§ Aim
Find every line in the records below that contains the word "discrimination", and copy each such line.

§ Listing
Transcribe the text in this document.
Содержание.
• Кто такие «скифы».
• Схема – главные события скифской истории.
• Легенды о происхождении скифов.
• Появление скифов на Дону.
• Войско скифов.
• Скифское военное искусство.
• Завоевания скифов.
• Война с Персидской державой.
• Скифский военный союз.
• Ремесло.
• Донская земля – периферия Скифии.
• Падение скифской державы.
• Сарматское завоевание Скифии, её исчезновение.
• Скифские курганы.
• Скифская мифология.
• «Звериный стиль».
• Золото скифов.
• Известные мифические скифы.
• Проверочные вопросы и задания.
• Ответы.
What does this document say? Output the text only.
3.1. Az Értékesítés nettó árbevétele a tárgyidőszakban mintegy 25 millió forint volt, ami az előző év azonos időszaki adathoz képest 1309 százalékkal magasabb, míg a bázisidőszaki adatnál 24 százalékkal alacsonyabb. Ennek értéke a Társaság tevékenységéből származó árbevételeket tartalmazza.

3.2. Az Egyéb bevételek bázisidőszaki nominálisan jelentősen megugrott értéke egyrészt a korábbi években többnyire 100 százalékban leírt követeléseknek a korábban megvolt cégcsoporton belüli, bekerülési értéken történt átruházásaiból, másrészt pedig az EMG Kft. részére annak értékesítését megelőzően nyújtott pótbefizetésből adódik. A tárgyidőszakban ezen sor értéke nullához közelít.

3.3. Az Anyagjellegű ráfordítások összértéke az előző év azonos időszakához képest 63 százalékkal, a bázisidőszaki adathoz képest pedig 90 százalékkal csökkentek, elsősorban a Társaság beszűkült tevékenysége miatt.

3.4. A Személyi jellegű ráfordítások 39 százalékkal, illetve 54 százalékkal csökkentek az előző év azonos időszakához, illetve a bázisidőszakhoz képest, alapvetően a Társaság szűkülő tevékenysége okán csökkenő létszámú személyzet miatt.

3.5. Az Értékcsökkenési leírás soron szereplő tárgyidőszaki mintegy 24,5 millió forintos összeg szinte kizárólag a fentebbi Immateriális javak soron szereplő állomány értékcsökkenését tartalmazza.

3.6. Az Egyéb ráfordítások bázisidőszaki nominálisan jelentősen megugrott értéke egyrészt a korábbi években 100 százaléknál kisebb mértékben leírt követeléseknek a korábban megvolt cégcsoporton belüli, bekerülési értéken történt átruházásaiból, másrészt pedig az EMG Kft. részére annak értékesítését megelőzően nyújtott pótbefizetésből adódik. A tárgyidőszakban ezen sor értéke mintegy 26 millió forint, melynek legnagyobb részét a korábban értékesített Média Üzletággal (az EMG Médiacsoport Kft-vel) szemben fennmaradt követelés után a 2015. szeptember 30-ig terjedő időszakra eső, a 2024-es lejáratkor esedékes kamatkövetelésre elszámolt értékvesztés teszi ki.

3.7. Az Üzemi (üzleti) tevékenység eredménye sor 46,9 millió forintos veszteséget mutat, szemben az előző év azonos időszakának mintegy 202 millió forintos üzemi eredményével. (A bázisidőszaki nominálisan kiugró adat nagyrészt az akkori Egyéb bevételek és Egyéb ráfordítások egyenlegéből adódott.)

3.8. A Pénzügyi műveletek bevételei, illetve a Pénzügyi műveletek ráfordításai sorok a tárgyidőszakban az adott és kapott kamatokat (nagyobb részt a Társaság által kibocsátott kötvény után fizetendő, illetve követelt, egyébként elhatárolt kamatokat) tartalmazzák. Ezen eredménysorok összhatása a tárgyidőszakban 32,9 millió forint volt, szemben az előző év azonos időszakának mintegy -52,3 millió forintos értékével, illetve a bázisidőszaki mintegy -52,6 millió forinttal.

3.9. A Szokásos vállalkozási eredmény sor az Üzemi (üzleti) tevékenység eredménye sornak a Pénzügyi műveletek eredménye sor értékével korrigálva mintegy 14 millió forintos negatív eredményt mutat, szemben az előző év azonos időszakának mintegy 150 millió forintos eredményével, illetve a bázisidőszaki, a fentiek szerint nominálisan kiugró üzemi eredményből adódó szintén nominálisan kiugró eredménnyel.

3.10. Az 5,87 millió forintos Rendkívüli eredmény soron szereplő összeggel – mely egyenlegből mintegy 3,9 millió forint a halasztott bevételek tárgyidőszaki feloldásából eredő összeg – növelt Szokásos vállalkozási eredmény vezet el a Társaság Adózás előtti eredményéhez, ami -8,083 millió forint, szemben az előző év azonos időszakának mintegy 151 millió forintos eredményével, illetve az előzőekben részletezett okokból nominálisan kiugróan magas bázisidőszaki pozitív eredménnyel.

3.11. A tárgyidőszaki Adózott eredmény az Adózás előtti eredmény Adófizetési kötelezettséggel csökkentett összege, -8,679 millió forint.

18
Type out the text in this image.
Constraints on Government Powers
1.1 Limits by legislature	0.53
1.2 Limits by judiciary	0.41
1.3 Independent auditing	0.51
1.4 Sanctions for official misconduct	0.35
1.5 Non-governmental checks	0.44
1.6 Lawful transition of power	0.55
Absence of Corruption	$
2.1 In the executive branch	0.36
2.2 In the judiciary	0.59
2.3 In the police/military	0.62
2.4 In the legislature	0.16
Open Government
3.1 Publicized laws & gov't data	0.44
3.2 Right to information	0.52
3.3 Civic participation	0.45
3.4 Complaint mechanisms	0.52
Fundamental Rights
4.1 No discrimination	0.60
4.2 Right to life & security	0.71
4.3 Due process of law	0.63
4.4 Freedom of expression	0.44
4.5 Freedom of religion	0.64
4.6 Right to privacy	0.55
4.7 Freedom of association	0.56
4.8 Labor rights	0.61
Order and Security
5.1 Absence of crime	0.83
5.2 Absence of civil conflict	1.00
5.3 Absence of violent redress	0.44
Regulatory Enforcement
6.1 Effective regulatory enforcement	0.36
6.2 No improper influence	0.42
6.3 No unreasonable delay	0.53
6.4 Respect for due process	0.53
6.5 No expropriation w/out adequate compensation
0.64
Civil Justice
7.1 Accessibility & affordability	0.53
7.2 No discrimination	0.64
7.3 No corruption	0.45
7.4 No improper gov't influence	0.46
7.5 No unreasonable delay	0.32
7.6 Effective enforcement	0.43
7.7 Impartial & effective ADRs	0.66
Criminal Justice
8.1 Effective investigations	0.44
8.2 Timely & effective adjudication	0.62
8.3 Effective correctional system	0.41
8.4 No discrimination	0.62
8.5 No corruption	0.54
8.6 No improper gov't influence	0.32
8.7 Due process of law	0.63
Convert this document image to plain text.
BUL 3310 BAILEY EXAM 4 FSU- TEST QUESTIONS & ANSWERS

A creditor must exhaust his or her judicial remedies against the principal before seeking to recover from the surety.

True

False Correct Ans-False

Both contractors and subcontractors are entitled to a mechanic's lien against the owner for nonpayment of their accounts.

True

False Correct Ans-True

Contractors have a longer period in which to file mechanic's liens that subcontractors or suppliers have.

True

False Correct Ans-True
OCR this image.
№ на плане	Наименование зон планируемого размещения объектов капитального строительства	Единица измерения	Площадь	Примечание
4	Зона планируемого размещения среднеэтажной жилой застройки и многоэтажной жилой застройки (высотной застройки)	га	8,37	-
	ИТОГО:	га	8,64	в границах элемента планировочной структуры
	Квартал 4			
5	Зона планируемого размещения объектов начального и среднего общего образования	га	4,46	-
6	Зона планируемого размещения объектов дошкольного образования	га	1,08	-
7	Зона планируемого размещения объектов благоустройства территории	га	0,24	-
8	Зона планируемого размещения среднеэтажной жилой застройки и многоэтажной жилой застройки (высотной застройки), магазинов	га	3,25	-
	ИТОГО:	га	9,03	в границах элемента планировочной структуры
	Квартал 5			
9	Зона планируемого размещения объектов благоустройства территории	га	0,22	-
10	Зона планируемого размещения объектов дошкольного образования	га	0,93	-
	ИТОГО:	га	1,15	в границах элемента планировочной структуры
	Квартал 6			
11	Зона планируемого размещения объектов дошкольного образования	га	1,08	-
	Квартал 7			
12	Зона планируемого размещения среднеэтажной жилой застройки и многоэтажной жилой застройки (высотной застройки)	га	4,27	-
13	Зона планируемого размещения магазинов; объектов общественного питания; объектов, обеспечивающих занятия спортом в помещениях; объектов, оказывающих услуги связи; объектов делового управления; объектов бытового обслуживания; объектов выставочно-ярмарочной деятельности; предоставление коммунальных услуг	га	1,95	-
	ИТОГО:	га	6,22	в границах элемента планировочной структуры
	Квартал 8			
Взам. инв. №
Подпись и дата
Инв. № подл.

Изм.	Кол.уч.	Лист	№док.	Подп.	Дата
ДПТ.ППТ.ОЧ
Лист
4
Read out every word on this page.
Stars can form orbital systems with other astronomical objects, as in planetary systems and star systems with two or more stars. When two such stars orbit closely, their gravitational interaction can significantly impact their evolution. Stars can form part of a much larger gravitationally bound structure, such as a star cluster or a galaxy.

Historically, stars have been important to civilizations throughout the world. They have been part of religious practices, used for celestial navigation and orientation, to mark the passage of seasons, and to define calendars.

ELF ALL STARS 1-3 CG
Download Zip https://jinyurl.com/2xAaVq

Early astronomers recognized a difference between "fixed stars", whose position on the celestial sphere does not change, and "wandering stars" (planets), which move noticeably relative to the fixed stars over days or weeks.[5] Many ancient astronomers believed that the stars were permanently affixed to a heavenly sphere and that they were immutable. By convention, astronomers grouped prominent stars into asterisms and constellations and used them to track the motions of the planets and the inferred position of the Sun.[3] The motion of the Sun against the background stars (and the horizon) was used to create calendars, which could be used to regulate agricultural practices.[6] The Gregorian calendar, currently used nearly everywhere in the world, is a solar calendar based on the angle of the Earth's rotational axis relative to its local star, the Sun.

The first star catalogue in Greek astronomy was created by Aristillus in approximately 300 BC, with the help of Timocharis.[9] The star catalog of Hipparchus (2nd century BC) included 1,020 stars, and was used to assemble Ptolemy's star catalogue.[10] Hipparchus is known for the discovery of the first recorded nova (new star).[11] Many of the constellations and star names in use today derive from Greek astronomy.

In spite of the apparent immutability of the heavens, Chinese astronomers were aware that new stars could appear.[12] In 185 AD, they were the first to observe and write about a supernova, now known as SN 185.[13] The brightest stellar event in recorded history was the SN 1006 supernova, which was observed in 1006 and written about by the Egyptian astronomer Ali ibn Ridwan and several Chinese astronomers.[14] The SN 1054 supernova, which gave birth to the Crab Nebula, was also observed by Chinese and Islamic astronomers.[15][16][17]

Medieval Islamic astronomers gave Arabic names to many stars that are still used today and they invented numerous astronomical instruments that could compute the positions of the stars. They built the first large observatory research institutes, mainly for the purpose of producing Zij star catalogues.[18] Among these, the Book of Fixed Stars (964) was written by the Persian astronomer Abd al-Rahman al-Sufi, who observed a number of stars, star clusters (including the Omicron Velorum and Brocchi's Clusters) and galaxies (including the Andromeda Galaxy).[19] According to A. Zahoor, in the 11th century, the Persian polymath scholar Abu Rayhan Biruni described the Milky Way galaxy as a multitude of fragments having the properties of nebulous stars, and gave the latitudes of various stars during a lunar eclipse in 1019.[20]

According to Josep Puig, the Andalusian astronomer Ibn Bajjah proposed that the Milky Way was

§ Solution for this task
4.1 No discrimination	0.60
7.2 No discrimination	0.64
8.4 No discrimination	0.62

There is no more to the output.